* [Given request]: Search the listing below for the string "LINEST" and copy every line where it occurs.

* [Given entries]:
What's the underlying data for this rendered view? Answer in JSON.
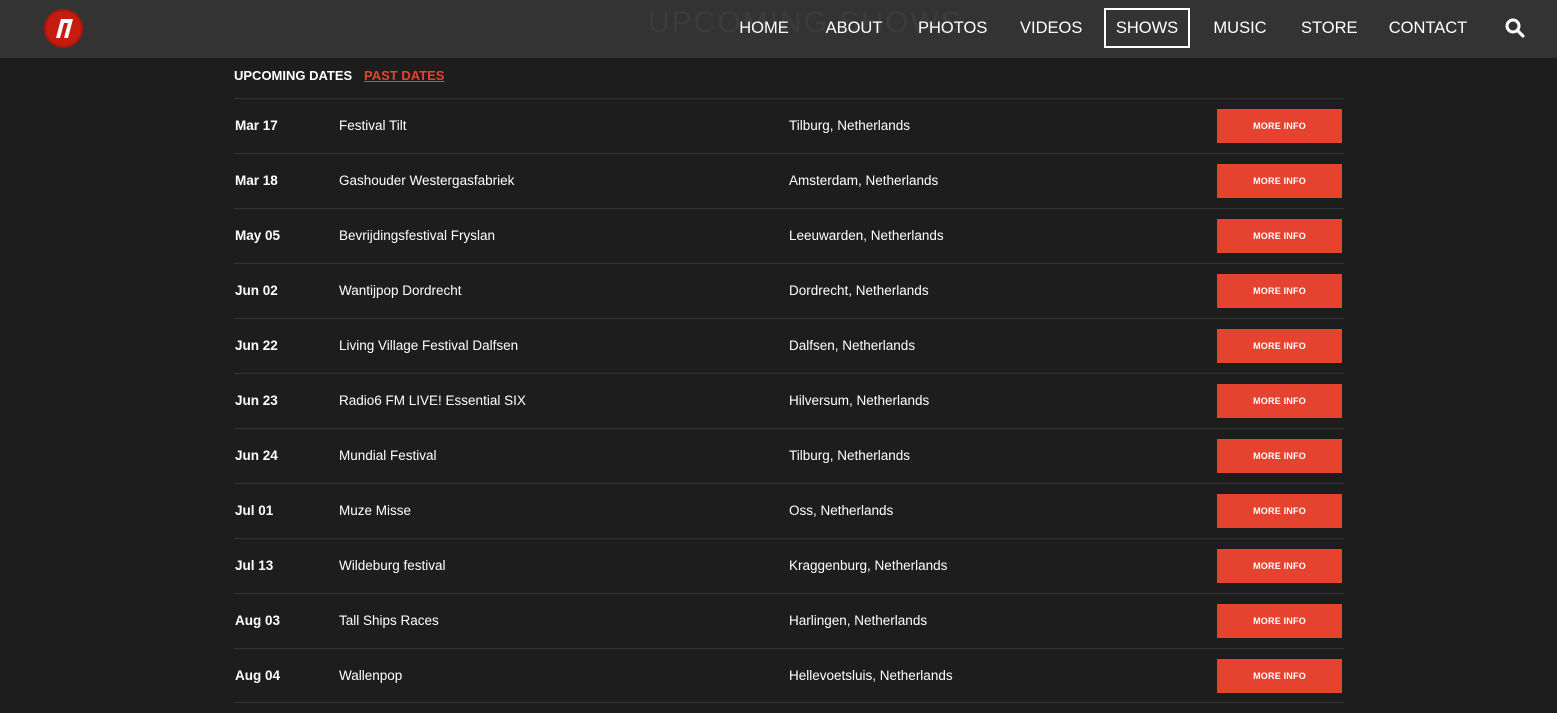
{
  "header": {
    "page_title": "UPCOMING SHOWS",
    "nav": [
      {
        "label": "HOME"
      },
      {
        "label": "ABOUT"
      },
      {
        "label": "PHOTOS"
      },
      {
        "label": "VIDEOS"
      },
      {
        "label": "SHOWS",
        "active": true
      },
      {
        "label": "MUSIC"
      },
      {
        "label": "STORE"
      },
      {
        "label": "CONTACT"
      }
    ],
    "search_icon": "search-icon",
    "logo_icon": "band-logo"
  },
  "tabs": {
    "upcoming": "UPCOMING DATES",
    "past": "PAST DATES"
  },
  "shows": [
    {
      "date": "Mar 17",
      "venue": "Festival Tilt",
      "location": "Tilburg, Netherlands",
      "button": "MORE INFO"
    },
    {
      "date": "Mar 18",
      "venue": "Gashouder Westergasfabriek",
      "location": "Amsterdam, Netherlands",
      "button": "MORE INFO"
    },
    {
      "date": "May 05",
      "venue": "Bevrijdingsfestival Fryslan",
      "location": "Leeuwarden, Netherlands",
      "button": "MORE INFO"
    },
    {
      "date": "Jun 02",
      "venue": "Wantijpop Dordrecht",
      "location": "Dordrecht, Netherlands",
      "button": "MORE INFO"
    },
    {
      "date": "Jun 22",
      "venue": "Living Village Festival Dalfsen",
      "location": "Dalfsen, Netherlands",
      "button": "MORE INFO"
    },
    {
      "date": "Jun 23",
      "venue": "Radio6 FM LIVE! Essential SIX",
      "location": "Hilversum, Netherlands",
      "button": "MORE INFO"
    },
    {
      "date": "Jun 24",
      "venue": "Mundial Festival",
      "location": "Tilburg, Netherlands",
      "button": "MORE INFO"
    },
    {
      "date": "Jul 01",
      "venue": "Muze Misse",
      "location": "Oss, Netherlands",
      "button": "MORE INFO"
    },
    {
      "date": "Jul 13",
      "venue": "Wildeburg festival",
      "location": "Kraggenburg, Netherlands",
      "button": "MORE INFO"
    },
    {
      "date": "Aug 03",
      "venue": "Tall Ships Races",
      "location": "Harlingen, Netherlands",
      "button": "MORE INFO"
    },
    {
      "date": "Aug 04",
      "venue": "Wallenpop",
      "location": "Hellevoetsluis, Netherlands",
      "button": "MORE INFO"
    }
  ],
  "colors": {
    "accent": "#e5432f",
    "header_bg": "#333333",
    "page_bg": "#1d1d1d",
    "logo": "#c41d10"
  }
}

--

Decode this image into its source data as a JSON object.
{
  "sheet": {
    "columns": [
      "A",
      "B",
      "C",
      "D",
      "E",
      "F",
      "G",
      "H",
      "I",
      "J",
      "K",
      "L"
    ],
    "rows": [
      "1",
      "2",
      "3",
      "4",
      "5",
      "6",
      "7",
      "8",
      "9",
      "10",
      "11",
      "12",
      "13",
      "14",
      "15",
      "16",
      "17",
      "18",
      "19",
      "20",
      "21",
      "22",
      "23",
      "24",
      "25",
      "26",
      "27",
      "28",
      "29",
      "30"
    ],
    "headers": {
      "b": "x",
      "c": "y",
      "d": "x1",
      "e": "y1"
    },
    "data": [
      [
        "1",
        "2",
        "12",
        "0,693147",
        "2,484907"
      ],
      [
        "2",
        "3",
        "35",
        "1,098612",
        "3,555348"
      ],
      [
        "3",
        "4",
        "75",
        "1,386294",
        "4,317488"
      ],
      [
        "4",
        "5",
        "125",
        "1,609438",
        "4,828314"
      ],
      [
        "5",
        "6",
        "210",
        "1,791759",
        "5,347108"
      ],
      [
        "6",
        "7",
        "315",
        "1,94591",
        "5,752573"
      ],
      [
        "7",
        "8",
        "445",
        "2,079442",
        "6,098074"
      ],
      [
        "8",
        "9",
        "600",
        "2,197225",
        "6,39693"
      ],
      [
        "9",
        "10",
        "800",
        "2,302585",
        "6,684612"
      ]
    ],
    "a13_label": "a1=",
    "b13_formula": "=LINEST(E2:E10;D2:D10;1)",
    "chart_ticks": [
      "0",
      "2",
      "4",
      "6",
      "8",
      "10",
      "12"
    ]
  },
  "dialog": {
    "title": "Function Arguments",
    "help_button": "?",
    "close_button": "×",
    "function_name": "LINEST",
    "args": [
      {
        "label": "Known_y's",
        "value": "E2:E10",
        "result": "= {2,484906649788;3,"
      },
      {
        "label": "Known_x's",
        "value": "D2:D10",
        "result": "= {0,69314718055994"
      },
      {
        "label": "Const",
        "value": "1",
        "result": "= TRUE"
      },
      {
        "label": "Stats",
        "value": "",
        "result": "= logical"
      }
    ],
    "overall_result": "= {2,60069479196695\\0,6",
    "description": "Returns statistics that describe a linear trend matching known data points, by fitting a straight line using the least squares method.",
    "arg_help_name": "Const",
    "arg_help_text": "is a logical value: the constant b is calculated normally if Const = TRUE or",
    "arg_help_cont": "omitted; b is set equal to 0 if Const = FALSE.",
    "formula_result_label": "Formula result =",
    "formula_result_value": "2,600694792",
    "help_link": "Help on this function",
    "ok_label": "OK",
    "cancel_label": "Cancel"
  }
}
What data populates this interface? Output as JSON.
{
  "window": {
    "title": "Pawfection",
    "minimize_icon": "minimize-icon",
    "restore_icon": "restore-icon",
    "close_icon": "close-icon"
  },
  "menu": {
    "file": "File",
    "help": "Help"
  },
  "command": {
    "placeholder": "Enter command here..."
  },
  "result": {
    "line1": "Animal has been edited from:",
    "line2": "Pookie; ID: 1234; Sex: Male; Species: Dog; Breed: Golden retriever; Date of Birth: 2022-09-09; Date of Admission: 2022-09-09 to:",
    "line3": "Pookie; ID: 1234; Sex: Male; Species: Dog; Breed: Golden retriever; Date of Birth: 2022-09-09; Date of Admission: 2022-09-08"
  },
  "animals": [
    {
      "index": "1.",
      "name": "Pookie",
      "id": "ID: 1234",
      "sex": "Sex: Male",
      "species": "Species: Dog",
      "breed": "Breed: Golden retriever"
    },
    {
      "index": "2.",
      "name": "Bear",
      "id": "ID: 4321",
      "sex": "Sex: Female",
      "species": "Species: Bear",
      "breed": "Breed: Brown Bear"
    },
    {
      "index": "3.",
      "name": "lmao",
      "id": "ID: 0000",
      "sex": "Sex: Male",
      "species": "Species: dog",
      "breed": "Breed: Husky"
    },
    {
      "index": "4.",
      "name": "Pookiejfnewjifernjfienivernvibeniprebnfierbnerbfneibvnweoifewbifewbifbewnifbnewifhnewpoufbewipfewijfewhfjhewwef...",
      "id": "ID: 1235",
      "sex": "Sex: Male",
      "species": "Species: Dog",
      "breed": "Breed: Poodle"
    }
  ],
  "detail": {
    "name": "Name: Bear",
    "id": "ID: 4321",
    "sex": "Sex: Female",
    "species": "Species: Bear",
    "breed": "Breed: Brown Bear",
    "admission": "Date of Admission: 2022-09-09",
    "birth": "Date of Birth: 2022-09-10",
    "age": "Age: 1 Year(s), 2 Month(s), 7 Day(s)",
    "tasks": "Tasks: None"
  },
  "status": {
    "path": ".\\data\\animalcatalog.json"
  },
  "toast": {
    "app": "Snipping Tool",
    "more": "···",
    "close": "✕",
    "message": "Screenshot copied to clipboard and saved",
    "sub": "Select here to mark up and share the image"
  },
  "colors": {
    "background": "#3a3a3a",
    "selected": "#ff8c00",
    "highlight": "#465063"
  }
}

--

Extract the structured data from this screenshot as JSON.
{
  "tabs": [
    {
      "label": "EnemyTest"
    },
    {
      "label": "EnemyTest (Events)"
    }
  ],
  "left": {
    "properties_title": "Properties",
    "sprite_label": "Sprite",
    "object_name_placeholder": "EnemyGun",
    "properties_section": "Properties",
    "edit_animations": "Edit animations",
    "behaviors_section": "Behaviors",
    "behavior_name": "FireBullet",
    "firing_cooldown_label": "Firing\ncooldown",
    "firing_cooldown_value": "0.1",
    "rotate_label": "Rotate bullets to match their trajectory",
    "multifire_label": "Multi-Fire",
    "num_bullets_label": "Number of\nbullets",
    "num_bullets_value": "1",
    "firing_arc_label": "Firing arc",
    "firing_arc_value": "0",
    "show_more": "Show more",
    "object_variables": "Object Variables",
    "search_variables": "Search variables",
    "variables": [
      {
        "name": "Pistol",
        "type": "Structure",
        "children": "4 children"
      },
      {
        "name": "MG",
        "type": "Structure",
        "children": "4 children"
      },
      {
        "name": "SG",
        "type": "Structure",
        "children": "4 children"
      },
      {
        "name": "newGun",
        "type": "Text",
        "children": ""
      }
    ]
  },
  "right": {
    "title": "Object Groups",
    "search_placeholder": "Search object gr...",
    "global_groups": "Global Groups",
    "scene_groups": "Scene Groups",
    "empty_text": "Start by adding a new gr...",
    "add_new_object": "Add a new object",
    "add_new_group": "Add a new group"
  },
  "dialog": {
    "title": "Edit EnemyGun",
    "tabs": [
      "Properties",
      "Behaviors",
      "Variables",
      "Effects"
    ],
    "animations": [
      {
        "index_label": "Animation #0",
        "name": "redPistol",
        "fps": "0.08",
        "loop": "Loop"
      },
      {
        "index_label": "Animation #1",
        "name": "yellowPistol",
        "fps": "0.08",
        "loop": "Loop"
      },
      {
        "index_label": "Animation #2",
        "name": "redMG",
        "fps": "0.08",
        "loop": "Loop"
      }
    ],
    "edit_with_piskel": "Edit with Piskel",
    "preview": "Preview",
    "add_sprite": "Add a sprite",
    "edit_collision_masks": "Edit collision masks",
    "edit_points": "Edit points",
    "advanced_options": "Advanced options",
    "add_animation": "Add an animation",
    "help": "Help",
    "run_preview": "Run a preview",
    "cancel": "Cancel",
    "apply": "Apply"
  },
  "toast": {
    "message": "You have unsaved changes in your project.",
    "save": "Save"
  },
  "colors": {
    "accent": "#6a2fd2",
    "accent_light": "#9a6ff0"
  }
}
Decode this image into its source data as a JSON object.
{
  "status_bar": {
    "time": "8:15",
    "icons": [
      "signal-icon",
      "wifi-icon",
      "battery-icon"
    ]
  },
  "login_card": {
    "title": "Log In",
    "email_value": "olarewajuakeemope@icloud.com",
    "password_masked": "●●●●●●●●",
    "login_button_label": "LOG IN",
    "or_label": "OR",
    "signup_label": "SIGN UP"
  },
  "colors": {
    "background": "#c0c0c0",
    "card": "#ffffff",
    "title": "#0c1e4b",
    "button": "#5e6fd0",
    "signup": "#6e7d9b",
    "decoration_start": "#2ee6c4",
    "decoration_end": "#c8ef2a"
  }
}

* [Problem solution]:
    "b13_formula": "=LINEST(E2:E10;D2:D10;1)",
    "function_name": "LINEST",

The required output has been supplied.